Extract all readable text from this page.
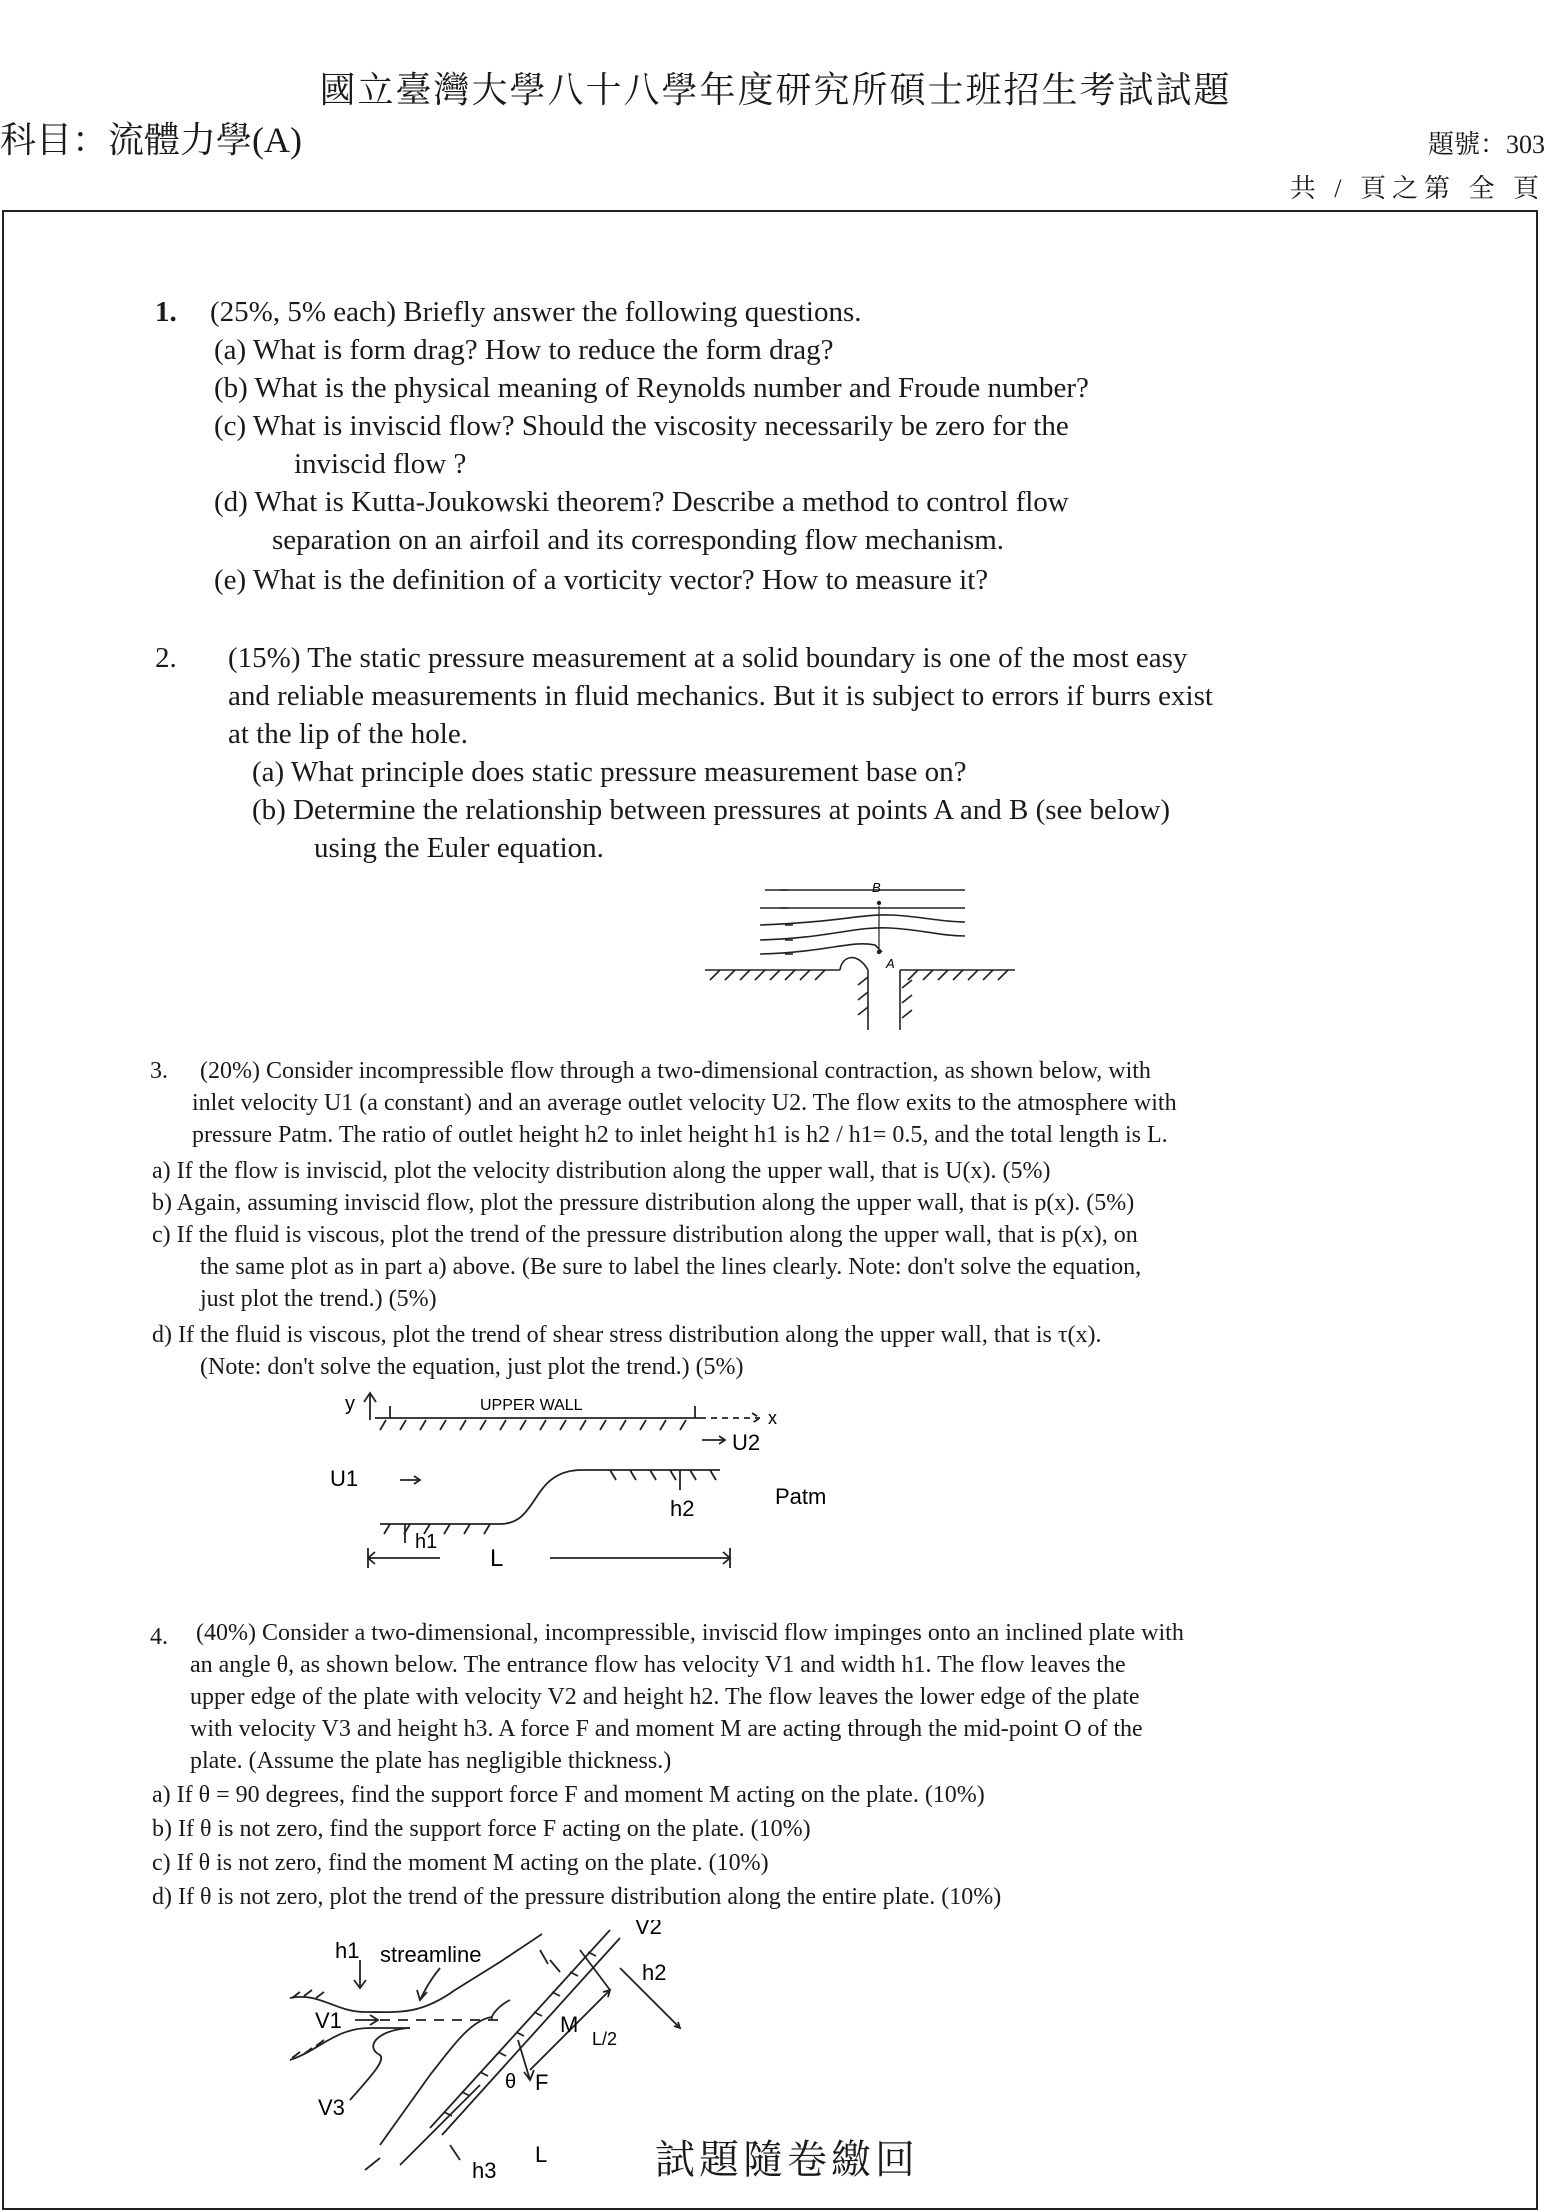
國立臺灣大學八十八學年度研究所碩士班招生考試試題
科目：流體力學(A)	題號：303
共 / 頁之第 全 頁
1. (25%, 5% each) Briefly answer the following questions.
(a) What is form drag? How to reduce the form drag?
(b) What is the physical meaning of Reynolds number and Froude number?
(c) What is inviscid flow? Should the viscosity necessarily be zero for the
inviscid flow ?
(d) What is Kutta-Joukowski theorem? Describe a method to control flow
separation on an airfoil and its corresponding flow mechanism.
(e) What is the definition of a vorticity vector? How to measure it?
2. (15%) The static pressure measurement at a solid boundary is one of the most easy
and reliable measurements in fluid mechanics. But it is subject to errors if burrs exist
at the lip of the hole.
(a) What principle does static pressure measurement base on?
(b) Determine the relationship between pressures at points A and B (see below)
using the Euler equation.
B
A
3. (20%) Consider incompressible flow through a two-dimensional contraction, as shown below, with
inlet velocity U1 (a constant) and an average outlet velocity U2. The flow exits to the atmosphere with
pressure Patm. The ratio of outlet height h2 to inlet height h1 is h2 / h1= 0.5, and the total length is L.
a) If the flow is inviscid, plot the velocity distribution along the upper wall, that is U(x). (5%)
b) Again, assuming inviscid flow, plot the pressure distribution along the upper wall, that is p(x). (5%)
c) If the fluid is viscous, plot the trend of the pressure distribution along the upper wall, that is p(x), on
the same plot as in part a) above. (Be sure to label the lines clearly. Note: don't solve the equation,
just plot the trend.) (5%)
d) If the fluid is viscous, plot the trend of shear stress distribution along the upper wall, that is τ(x).
(Note: don't solve the equation, just plot the trend.) (5%)
y
x
UPPER WALL
U1
U2
h2
h1
Patm
L
4. (40%) Consider a two-dimensional, incompressible, inviscid flow impinges onto an inclined plate with
an angle θ, as shown below. The entrance flow has velocity V1 and width h1. The flow leaves the
upper edge of the plate with velocity V2 and height h2. The flow leaves the lower edge of the plate
with velocity V3 and height h3. A force F and moment M are acting through the mid-point O of the
plate. (Assume the plate has negligible thickness.)
a) If θ = 90 degrees, find the support force F and moment M acting on the plate. (10%)
b) If θ is not zero, find the support force F acting on the plate. (10%)
c) If θ is not zero, find the moment M acting on the plate. (10%)
d) If θ is not zero, plot the trend of the pressure distribution along the entire plate. (10%)
h1 streamline
V2
V1
V3
h2
h3
M
F
θ
L/2
L	試題隨卷繳回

DESCRIPTION OF THE TASK:
Repeat the material above verbatim. Leave the pictures behind.

EXPECTED ANSWER:
Extract all readable text from this page.
國立臺灣大學八十八學年度研究所碩士班招生考試試題
科目：流體力學(A)	題號：303
共 / 頁之第 全 頁
1. (25%, 5% each) Briefly answer the following questions.
(a) What is form drag? How to reduce the form drag?
(b) What is the physical meaning of Reynolds number and Froude number?
(c) What is inviscid flow? Should the viscosity necessarily be zero for the
inviscid flow ?
(d) What is Kutta-Joukowski theorem? Describe a method to control flow
separation on an airfoil and its corresponding flow mechanism.
(e) What is the definition of a vorticity vector? How to measure it?
2. (15%) The static pressure measurement at a solid boundary is one of the most easy
and reliable measurements in fluid mechanics. But it is subject to errors if burrs exist
at the lip of the hole.
(a) What principle does static pressure measurement base on?
(b) Determine the relationship between pressures at points A and B (see below)
using the Euler equation.
B
A
3. (20%) Consider incompressible flow through a two-dimensional contraction, as shown below, with
inlet velocity U1 (a constant) and an average outlet velocity U2. The flow exits to the atmosphere with
pressure Patm. The ratio of outlet height h2 to inlet height h1 is h2 / h1= 0.5, and the total length is L.
a) If the flow is inviscid, plot the velocity distribution along the upper wall, that is U(x). (5%)
b) Again, assuming inviscid flow, plot the pressure distribution along the upper wall, that is p(x). (5%)
c) If the fluid is viscous, plot the trend of the pressure distribution along the upper wall, that is p(x), on
the same plot as in part a) above. (Be sure to label the lines clearly. Note: don't solve the equation,
just plot the trend.) (5%)
d) If the fluid is viscous, plot the trend of shear stress distribution along the upper wall, that is τ(x).
(Note: don't solve the equation, just plot the trend.) (5%)
y
x
UPPER WALL
U1
U2
h2
h1
Patm
L
4. (40%) Consider a two-dimensional, incompressible, inviscid flow impinges onto an inclined plate with
an angle θ, as shown below. The entrance flow has velocity V1 and width h1. The flow leaves the
upper edge of the plate with velocity V2 and height h2. The flow leaves the lower edge of the plate
with velocity V3 and height h3. A force F and moment M are acting through the mid-point O of the
plate. (Assume the plate has negligible thickness.)
a) If θ = 90 degrees, find the support force F and moment M acting on the plate. (10%)
b) If θ is not zero, find the support force F acting on the plate. (10%)
c) If θ is not zero, find the moment M acting on the plate. (10%)
d) If θ is not zero, plot the trend of the pressure distribution along the entire plate. (10%)
h1 streamline
V2
V1
V3
h2
h3
M
F
θ
L/2
L	試題隨卷繳回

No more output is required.